- WHAT IS EXPECTED -
Please report every line from the material that contains the word "входить".

(Stored data entries)
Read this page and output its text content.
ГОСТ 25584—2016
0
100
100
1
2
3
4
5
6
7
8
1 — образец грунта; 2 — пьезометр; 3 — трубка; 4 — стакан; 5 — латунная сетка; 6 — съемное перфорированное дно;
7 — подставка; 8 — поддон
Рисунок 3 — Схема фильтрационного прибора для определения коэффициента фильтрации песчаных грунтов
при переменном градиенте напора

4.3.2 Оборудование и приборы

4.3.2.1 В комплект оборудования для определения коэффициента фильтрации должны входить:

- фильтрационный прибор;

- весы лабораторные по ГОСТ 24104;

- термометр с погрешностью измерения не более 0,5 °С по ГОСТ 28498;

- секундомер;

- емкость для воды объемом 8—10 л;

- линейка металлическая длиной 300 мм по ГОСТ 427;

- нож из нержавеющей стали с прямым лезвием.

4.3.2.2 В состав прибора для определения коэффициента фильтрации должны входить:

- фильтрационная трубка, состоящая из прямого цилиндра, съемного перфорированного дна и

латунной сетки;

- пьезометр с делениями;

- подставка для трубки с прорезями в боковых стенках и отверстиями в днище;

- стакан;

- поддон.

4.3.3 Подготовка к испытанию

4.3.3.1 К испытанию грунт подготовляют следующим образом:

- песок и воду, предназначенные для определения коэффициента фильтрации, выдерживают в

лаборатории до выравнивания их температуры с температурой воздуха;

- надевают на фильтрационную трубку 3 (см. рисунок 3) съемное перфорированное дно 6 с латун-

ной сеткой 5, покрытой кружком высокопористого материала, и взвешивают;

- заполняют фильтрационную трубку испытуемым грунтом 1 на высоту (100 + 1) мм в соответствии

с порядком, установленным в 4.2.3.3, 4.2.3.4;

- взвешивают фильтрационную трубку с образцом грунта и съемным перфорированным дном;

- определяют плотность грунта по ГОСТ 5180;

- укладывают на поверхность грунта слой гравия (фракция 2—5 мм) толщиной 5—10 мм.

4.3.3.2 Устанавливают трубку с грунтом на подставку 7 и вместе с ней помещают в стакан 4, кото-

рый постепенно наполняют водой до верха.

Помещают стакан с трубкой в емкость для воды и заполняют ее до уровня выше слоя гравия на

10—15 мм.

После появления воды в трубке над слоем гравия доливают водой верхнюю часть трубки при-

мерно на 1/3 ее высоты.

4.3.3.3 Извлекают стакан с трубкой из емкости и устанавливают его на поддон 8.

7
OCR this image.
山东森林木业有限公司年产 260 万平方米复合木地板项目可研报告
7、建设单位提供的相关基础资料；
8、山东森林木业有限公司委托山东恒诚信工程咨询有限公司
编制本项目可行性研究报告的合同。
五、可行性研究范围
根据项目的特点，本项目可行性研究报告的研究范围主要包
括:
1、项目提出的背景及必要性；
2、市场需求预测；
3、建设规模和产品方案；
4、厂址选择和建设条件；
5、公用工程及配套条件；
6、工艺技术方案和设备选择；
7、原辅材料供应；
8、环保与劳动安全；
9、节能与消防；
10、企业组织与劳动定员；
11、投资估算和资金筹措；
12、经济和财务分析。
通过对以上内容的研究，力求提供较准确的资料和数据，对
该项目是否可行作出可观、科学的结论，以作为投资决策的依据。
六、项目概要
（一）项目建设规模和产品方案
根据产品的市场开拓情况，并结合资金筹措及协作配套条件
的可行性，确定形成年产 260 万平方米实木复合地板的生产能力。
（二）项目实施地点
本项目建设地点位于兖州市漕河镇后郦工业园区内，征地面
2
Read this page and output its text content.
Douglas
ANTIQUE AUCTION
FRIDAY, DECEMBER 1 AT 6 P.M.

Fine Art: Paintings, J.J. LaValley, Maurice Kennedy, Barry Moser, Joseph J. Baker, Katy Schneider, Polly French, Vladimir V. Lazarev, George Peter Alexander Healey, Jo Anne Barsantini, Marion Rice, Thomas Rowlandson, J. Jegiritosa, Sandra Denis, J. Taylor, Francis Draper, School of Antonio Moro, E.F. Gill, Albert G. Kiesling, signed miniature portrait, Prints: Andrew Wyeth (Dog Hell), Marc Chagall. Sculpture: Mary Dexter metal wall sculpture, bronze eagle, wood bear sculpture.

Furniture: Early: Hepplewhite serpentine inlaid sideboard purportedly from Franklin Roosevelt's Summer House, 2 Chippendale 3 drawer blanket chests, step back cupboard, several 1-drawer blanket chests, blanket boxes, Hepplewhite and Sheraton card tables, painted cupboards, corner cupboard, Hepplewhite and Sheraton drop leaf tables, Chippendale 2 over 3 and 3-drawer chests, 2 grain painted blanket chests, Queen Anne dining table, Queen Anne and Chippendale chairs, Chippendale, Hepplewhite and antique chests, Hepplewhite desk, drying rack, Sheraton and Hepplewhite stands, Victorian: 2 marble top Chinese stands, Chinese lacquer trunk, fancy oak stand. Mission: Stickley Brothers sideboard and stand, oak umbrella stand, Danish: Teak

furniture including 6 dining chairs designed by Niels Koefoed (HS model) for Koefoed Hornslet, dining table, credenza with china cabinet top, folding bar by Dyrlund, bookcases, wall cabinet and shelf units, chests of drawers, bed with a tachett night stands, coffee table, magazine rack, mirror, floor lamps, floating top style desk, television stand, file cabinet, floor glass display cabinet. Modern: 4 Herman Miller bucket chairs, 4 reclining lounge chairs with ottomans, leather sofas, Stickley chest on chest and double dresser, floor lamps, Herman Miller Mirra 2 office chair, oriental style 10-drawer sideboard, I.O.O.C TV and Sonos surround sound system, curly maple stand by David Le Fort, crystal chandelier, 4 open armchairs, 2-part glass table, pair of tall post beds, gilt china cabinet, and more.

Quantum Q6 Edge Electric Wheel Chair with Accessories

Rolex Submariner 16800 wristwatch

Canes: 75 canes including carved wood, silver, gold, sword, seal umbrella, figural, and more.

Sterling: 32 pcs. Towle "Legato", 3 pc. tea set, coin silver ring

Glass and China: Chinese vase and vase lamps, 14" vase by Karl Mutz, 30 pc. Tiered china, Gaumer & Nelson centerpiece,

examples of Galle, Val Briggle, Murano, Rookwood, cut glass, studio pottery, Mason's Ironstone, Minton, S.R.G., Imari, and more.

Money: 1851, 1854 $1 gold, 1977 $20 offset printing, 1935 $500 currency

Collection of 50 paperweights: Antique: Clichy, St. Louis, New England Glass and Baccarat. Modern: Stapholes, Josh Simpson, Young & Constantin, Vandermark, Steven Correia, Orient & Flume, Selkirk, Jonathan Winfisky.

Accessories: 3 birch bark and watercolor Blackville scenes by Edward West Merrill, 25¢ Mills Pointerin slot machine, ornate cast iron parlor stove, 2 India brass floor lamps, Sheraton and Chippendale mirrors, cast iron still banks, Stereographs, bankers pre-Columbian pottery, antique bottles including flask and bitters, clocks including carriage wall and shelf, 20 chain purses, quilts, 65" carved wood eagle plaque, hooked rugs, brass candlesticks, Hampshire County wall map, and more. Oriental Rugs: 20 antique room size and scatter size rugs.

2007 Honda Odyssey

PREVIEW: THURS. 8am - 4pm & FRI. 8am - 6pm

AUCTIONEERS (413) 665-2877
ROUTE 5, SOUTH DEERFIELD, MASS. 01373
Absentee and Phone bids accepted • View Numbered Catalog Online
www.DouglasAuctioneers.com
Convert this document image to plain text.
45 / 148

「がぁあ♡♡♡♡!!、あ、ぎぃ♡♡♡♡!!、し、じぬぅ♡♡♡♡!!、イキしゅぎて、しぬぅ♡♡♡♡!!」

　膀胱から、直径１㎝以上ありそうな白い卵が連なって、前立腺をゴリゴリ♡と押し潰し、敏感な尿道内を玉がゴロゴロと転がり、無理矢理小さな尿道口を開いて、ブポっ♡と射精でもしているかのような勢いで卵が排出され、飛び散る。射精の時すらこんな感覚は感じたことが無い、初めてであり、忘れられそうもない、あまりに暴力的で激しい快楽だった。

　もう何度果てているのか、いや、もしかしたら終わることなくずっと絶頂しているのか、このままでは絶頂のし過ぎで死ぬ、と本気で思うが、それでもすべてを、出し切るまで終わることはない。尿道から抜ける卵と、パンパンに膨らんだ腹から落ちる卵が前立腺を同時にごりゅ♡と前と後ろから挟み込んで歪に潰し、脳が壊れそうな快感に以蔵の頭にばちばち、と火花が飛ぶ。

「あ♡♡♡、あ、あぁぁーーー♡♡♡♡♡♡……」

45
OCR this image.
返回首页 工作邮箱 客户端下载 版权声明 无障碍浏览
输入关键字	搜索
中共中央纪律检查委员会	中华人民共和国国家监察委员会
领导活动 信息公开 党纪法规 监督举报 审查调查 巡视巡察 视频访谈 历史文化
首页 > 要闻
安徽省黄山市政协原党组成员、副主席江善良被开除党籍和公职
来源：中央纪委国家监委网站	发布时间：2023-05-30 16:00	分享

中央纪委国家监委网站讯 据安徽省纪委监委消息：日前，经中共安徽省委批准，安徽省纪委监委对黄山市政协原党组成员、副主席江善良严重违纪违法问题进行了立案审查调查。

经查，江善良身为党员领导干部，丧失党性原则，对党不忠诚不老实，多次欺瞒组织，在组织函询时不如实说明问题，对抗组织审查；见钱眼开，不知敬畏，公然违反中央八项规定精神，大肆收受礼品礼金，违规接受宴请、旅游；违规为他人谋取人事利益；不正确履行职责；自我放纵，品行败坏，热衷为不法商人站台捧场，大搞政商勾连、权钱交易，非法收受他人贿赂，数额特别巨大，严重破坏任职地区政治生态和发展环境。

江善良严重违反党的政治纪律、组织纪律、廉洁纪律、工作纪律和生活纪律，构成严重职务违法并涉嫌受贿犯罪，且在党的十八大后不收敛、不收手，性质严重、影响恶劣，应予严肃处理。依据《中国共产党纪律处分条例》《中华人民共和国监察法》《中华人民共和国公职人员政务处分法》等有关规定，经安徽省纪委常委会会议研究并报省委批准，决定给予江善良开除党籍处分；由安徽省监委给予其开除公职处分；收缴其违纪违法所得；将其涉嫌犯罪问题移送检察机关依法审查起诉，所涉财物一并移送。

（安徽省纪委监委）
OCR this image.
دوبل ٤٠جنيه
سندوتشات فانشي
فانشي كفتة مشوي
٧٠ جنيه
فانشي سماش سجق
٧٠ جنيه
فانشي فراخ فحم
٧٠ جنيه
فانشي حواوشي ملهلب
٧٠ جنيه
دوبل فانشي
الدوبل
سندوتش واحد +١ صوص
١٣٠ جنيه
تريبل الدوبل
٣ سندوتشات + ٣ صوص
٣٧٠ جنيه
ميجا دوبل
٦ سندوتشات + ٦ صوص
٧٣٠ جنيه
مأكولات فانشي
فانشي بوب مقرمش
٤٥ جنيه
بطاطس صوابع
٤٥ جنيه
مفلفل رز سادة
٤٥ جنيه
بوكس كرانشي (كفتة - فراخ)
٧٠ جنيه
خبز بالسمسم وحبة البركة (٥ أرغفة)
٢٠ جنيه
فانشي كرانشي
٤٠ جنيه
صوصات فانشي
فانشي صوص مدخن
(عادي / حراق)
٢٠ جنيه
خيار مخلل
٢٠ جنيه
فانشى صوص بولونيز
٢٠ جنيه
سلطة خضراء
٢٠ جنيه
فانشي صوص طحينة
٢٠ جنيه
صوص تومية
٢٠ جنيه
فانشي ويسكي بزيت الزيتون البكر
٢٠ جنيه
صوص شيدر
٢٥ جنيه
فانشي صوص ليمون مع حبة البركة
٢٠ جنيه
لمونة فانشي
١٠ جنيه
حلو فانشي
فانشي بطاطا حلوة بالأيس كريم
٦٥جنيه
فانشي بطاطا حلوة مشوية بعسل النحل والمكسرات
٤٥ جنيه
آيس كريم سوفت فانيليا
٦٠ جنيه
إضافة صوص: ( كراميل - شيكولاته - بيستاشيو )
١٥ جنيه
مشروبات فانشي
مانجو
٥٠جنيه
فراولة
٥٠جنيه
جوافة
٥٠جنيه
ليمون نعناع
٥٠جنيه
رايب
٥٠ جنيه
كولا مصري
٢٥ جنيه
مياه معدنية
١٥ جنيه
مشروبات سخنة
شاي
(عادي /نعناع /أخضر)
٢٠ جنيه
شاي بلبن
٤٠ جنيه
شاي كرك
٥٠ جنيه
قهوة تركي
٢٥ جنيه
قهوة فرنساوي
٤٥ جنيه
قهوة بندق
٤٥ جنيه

- WORKED ANSWER -
4.3.2.1 В комплект оборудования для определения коэффициента фильтрации должны входить:
4.3.2.2 В состав прибора для определения коэффициента фильтрации должны входить:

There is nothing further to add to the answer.